- TASK TO CARRY OUT:
Pick out the lines below that include the string "Betriebsspannung".

[Dataset entries]
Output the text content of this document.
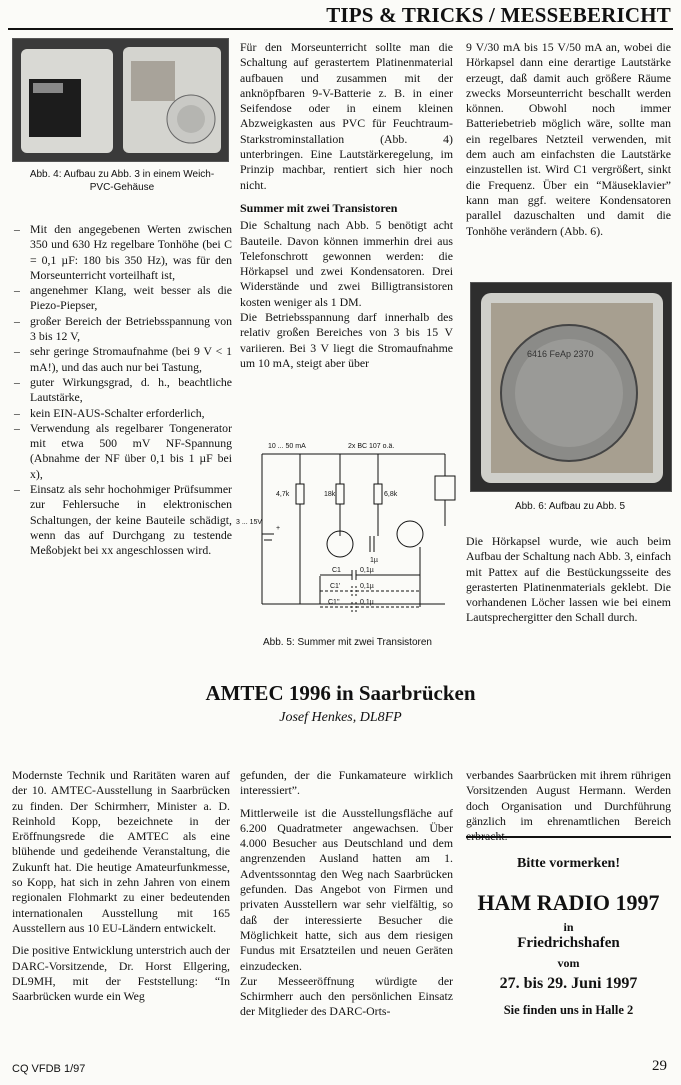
TIPS & TRICKS / MESSEBERICHT
Abb. 4: Aufbau zu Abb. 3 in einem Weich-PVC-Gehäuse
– Mit den angegebenen Werten zwischen 350 und 630 Hz regelbare Tonhöhe (bei C = 0,1 µF: 180 bis 350 Hz), was für den Morseunterricht vorteilhaft ist,
– angenehmer Klang, weit besser als die Piezo-Piepser,
– großer Bereich der Betriebsspannung von 3 bis 12 V,
– sehr geringe Stromaufnahme (bei 9 V < 1 mA!), und das auch nur bei Tastung,
– guter Wirkungsgrad, d. h., beachtliche Lautstärke,
– kein EIN-AUS-Schalter erforderlich,
– Verwendung als regelbarer Tongenerator mit etwa 500 mV NF-Spannung (Abnahme der NF über 0,1 bis 1 µF bei x),
– Einsatz als sehr hochohmiger Prüfsummer zur Fehlersuche in elektronischen Schaltungen, der keine Bauteile schädigt, wenn das auf Durchgang zu testende Meßobjekt bei xx angeschlossen wird.

Für den Morseunterricht sollte man die Schaltung auf gerastertem Platinenmaterial aufbauen und zusammen mit der anknöpfbaren 9-V-Batterie z. B. in einer Seifendose oder in einem kleinen Abzweigkasten aus PVC für Feuchtraum-Starkstrominstallation (Abb. 4) unterbringen. Eine Lautstärkeregelung, im Prinzip machbar, rentiert sich hier noch nicht.

Summer mit zwei Transistoren

Die Schaltung nach Abb. 5 benötigt acht Bauteile. Davon können immerhin drei aus Telefonschrott gewonnen werden: die Hörkapsel und zwei Kondensatoren. Drei Widerstände und zwei Billigtransistoren kosten weniger als 1 DM.

Die Betriebsspannung darf innerhalb des relativ großen Bereiches von 3 bis 15 V variieren. Bei 3 V liegt die Stromaufnahme um 10 mA, steigt aber über

10 ... 50 mA	2x BC 107 o.ä.
4,7k	18k	6,8k
3 ... 15V
+
1µ
C1	0,1µ
C1'	0,1µ
C1''	0,1µ
Abb. 5: Summer mit zwei Transistoren

9 V/30 mA bis 15 V/50 mA an, wobei die Hörkapsel dann eine derartige Lautstärke erzeugt, daß damit auch größere Räume zwecks Morseunterricht beschallt werden können. Obwohl noch immer Batteriebetrieb möglich wäre, sollte man ein regelbares Netzteil verwenden, mit dem auch am einfachsten die Lautstärke einzustellen ist. Wird C1 vergrößert, sinkt die Frequenz. Über ein “Mäuseklavier” kann man ggf. weitere Kondensatoren parallel dazuschalten und damit die Tonhöhe verändern (Abb. 6).

6416 FeAp 2370
Abb. 6: Aufbau zu Abb. 5

Die Hörkapsel wurde, wie auch beim Aufbau der Schaltung nach Abb. 3, einfach mit Pattex auf die Bestückungsseite des gerasterten Platinenmaterials geklebt. Die vorhandenen Löcher lassen wie bei einem Lautsprechergitter den Schall durch.

AMTEC 1996 in Saarbrücken
Josef Henkes, DL8FP

Modernste Technik und Raritäten waren auf der 10. AMTEC-Ausstellung in Saarbrücken zu finden. Der Schirmherr, Minister a. D. Reinhold Kopp, bezeichnete in der Eröffnungsrede die AMTEC als eine blühende und gedeihende Veranstaltung, die Zukunft hat. Die heutige Amateurfunkmesse, so Kopp, hat sich in zehn Jahren von einem regionalen Flohmarkt zu einer bedeutenden internationalen Ausstellung mit 165 Ausstellern aus 10 EU-Ländern entwickelt.

Die positive Entwicklung unterstrich auch der DARC-Vorsitzende, Dr. Horst Ellgering, DL9MH, mit der Feststellung: “In Saarbrücken wurde ein Weg

gefunden, der die Funkamateure wirklich interessiert”.

Mittlerweile ist die Ausstellungsfläche auf 6.200 Quadratmeter angewachsen. Über 4.000 Besucher aus Deutschland und dem angrenzenden Ausland hatten am 1. Adventssonntag den Weg nach Saarbrücken gefunden. Das Angebot von Firmen und privaten Ausstellern war sehr vielfältig, so daß der interessierte Besucher die Möglichkeit hatte, sich aus dem riesigen Fundus mit Ersatzteilen und neuen Geräten einzudecken.

Zur Messeeröffnung würdigte der Schirmherr auch den persönlichen Einsatz der Mitglieder des DARC-Orts-

verbandes Saarbrücken mit ihrem rührigen Vorsitzenden August Hermann. Werden doch Organisation und Durchführung gänzlich im ehrenamtlichen Bereich

Bitte vormerken!
HAM RADIO 1997
in
Friedrichshafen
vom
27. bis 29. Juni 1997
Sie finden uns in Halle 2
CQ VFDB 1/97	29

- FULL RESPONSE:
– großer Bereich der Betriebsspannung von 3 bis 12 V,
Die Betriebsspannung darf innerhalb des relativ großen Bereiches von 3 bis 15 V variieren. Bei 3 V liegt die Stromaufnahme um 10 mA, steigt aber über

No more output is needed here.